Source data:

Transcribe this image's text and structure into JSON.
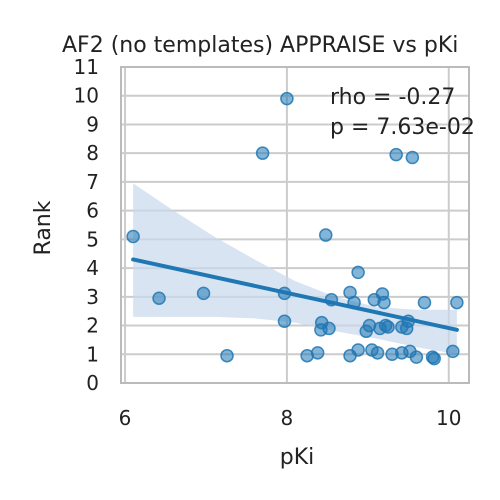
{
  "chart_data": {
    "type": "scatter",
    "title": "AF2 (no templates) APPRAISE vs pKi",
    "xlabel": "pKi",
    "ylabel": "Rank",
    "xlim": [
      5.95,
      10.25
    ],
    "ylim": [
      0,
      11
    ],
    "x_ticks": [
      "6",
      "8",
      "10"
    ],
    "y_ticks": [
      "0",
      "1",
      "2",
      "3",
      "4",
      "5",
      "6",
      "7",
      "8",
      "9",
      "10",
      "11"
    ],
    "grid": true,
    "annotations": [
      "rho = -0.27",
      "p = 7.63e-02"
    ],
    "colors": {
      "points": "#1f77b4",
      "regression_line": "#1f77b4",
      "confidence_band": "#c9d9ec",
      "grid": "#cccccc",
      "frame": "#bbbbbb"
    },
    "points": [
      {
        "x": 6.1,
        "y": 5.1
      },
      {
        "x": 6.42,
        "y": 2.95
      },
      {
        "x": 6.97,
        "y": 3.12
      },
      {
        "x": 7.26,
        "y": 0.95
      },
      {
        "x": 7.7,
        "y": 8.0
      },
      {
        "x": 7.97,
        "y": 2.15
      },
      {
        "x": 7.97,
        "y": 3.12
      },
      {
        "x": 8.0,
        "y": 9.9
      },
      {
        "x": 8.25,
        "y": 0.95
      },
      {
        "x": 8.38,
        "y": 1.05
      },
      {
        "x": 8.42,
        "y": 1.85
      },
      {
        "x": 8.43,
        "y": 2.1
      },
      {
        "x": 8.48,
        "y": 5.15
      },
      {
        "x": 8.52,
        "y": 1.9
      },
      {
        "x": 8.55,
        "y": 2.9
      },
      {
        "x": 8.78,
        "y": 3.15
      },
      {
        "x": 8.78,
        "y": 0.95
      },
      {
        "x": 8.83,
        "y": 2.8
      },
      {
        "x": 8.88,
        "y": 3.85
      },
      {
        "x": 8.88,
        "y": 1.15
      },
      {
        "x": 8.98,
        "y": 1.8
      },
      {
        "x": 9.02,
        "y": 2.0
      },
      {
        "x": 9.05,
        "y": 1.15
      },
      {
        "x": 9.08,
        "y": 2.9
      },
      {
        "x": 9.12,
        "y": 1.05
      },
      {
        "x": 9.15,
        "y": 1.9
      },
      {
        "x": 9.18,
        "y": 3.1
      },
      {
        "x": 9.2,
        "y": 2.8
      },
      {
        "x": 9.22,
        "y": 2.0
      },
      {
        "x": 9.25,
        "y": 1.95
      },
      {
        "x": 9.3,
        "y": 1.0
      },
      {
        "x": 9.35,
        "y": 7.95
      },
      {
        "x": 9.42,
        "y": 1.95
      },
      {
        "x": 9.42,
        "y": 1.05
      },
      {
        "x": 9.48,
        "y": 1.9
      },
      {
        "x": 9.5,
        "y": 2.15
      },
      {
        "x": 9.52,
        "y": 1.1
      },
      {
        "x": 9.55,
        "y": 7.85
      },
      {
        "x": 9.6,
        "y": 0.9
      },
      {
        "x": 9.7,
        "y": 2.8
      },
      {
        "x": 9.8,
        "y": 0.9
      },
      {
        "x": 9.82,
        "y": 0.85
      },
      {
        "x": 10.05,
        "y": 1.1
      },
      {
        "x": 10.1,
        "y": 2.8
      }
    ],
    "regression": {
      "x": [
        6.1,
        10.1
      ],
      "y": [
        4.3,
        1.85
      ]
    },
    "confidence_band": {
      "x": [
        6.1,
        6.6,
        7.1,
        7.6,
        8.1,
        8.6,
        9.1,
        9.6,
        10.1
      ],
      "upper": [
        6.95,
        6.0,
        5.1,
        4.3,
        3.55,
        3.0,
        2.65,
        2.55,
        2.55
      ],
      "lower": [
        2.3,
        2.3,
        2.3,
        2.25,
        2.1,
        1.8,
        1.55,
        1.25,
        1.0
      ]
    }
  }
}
---
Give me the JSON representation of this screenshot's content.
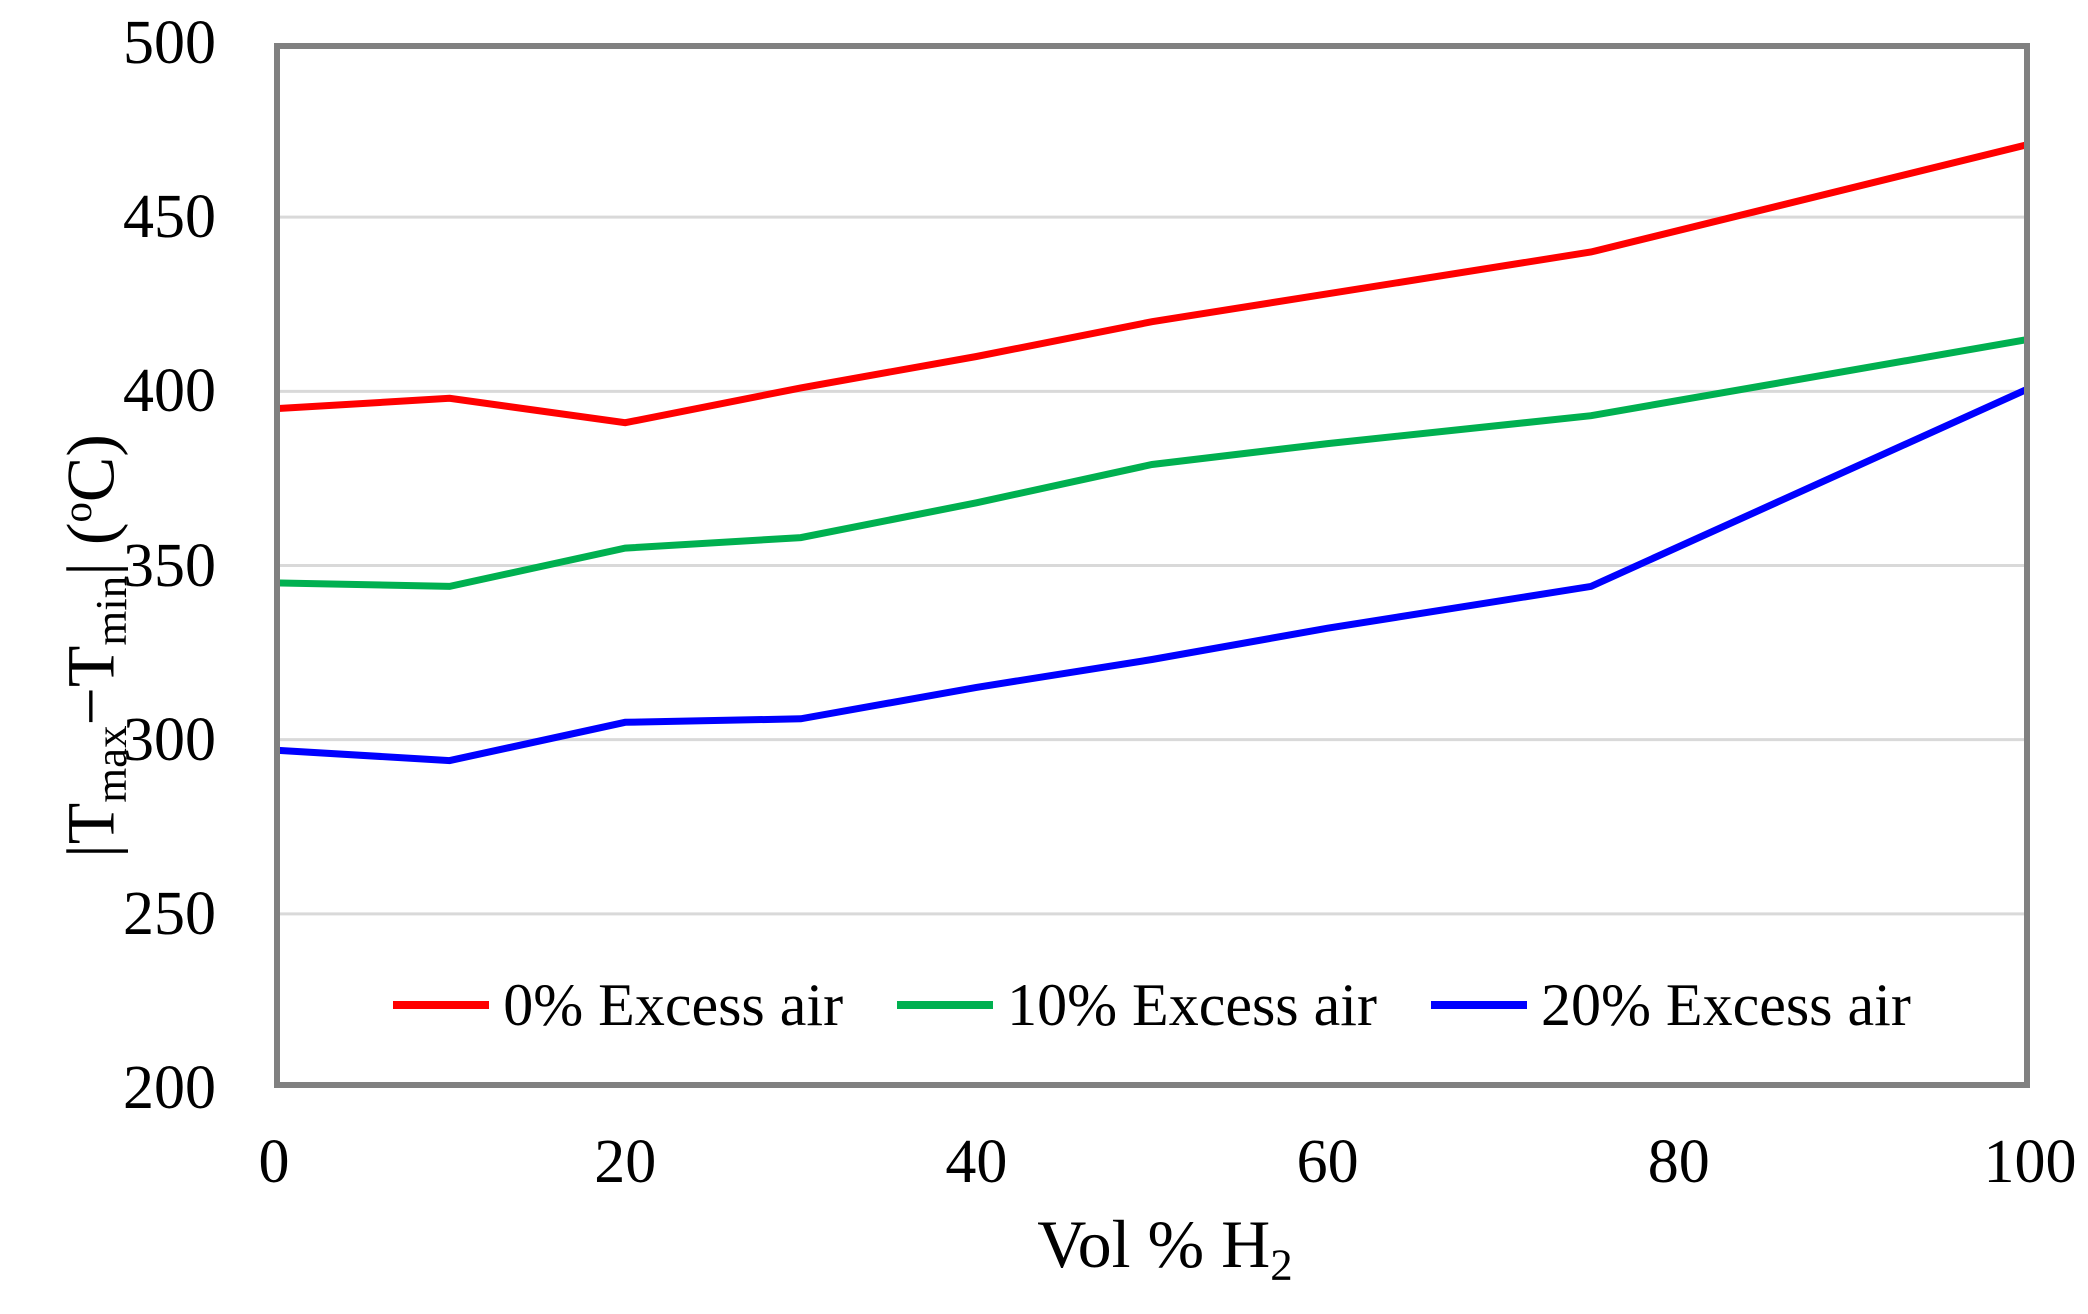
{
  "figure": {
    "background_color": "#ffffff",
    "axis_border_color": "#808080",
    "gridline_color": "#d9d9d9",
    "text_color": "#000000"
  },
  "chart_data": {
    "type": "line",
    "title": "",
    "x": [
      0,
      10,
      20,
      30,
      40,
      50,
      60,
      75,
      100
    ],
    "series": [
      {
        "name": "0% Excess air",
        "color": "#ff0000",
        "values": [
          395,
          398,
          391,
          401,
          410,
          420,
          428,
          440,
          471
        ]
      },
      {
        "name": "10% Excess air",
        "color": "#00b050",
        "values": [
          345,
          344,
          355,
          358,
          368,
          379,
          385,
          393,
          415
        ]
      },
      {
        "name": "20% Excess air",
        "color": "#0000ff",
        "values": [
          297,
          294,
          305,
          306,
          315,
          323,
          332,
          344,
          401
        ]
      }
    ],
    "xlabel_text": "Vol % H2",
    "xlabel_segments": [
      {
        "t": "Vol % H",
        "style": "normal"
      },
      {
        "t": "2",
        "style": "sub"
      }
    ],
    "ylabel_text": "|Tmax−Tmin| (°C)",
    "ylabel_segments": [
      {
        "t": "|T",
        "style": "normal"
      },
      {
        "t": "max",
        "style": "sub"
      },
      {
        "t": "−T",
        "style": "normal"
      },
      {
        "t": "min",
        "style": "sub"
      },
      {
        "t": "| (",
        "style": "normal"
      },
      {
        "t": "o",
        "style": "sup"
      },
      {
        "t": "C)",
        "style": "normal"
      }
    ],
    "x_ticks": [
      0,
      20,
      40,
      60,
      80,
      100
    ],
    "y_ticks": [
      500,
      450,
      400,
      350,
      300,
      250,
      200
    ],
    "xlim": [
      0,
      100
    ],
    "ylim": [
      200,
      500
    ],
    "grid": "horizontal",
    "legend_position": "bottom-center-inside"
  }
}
...
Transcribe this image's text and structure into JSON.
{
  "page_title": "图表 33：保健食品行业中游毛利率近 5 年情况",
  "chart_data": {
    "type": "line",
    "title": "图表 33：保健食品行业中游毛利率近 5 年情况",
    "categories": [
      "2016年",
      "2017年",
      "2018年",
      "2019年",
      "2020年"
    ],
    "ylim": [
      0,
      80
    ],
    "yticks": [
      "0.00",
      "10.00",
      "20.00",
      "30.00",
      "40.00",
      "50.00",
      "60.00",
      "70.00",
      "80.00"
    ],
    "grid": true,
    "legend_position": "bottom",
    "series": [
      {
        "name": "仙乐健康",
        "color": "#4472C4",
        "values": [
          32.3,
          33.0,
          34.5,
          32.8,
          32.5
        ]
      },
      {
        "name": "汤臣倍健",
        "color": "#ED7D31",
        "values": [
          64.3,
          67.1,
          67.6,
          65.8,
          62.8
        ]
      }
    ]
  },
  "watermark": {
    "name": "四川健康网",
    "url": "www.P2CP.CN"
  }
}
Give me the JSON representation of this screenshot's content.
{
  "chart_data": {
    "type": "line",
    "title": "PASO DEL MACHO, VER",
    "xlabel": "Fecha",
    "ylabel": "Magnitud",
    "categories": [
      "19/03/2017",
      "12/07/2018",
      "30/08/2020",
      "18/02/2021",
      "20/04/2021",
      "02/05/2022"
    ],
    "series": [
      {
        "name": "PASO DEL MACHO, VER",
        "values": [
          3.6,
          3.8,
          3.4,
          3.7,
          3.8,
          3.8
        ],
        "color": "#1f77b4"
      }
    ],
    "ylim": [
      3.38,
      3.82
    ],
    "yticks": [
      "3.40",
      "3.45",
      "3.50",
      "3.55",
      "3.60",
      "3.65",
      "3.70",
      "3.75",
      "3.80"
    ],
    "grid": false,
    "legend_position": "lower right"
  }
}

### TO BE DONE
Search the data above for the string "PASO" and return every line that has it.

### RESPONSE TO THIS TASK
    "title": "PASO DEL MACHO, VER",
        "name": "PASO DEL MACHO, VER",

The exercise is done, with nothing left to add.